__TASK OBJECTIVE__
How many lines of these entries hold the string "document"? Reply with the number alone.

__STORED ROWS__
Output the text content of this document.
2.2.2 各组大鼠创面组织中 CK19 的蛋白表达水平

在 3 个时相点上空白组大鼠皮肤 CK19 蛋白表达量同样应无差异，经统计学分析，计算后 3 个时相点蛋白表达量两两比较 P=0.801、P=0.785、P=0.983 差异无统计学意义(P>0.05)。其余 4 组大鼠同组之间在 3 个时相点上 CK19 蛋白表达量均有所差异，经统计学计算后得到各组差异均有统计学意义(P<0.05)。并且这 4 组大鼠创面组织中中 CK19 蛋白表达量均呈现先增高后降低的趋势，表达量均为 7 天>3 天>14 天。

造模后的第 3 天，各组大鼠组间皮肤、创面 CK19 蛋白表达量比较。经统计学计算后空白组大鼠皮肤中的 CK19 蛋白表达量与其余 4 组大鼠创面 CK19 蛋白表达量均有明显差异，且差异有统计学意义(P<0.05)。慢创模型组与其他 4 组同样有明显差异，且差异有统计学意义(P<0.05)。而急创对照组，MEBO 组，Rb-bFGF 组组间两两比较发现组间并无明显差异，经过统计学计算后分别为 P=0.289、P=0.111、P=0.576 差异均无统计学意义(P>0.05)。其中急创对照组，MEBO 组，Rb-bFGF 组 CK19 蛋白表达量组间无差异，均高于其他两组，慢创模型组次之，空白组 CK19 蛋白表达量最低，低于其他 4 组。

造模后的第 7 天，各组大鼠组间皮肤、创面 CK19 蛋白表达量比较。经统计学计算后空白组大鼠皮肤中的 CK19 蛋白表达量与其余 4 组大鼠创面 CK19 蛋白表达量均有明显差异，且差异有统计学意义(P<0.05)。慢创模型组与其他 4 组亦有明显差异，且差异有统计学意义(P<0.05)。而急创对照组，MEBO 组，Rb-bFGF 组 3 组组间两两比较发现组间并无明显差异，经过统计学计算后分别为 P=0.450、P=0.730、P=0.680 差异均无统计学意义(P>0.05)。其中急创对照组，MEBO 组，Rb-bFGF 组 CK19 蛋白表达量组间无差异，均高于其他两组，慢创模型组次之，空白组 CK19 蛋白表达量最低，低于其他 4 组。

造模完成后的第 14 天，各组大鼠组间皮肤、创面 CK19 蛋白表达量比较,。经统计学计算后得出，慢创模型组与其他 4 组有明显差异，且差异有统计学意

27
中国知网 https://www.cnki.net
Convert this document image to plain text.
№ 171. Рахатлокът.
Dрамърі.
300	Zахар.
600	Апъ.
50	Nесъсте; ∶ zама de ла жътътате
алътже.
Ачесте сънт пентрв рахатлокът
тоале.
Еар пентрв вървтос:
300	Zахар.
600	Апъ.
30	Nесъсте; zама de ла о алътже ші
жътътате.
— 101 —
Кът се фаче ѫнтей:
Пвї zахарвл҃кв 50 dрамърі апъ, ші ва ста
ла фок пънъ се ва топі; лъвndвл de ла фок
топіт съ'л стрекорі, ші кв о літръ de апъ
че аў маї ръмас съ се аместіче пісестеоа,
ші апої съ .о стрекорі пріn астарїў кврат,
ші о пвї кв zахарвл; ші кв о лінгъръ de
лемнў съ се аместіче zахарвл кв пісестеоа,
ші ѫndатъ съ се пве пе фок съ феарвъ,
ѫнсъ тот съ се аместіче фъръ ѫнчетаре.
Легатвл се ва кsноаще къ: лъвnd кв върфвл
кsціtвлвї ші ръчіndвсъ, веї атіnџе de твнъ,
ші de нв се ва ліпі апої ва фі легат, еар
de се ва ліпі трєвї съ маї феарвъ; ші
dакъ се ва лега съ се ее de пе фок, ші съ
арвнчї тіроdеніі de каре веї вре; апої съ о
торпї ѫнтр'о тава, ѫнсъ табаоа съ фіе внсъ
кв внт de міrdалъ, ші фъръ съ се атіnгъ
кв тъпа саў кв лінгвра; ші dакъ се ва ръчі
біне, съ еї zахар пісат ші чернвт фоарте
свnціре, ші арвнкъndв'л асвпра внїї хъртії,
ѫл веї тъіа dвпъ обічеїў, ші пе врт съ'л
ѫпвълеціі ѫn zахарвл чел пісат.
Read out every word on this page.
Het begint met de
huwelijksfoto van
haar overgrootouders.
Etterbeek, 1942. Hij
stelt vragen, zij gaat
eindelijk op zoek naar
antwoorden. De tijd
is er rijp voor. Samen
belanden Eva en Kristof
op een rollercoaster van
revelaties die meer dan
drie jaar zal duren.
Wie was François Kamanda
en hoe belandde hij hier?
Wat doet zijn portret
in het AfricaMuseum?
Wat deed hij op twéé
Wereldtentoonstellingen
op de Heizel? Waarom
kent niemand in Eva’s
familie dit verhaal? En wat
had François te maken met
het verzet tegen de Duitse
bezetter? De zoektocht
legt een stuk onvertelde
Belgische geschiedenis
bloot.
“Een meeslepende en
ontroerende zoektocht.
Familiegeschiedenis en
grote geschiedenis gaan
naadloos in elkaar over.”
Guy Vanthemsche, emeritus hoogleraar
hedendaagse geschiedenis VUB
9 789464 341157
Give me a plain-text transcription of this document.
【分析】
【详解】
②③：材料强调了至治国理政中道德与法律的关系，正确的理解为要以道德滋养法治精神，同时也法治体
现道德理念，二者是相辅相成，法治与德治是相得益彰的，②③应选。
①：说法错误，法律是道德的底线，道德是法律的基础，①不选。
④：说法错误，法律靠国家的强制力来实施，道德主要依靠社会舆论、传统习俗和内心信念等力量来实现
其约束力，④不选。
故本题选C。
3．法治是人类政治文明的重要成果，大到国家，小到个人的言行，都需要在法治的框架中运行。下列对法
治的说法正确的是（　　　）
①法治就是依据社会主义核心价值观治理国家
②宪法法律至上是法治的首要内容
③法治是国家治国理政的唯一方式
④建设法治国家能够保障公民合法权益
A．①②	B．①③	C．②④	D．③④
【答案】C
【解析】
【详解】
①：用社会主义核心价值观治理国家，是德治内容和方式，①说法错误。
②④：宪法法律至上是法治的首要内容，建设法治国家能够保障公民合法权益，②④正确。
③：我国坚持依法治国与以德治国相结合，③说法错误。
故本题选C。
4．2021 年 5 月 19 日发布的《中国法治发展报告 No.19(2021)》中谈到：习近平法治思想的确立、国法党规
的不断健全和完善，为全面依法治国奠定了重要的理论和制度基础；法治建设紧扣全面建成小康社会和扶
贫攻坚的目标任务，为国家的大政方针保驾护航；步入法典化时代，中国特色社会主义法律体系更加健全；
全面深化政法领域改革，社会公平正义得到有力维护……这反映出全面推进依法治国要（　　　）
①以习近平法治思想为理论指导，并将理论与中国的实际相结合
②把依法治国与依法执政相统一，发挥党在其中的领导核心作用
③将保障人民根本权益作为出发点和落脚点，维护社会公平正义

__FULL ANSWER__
3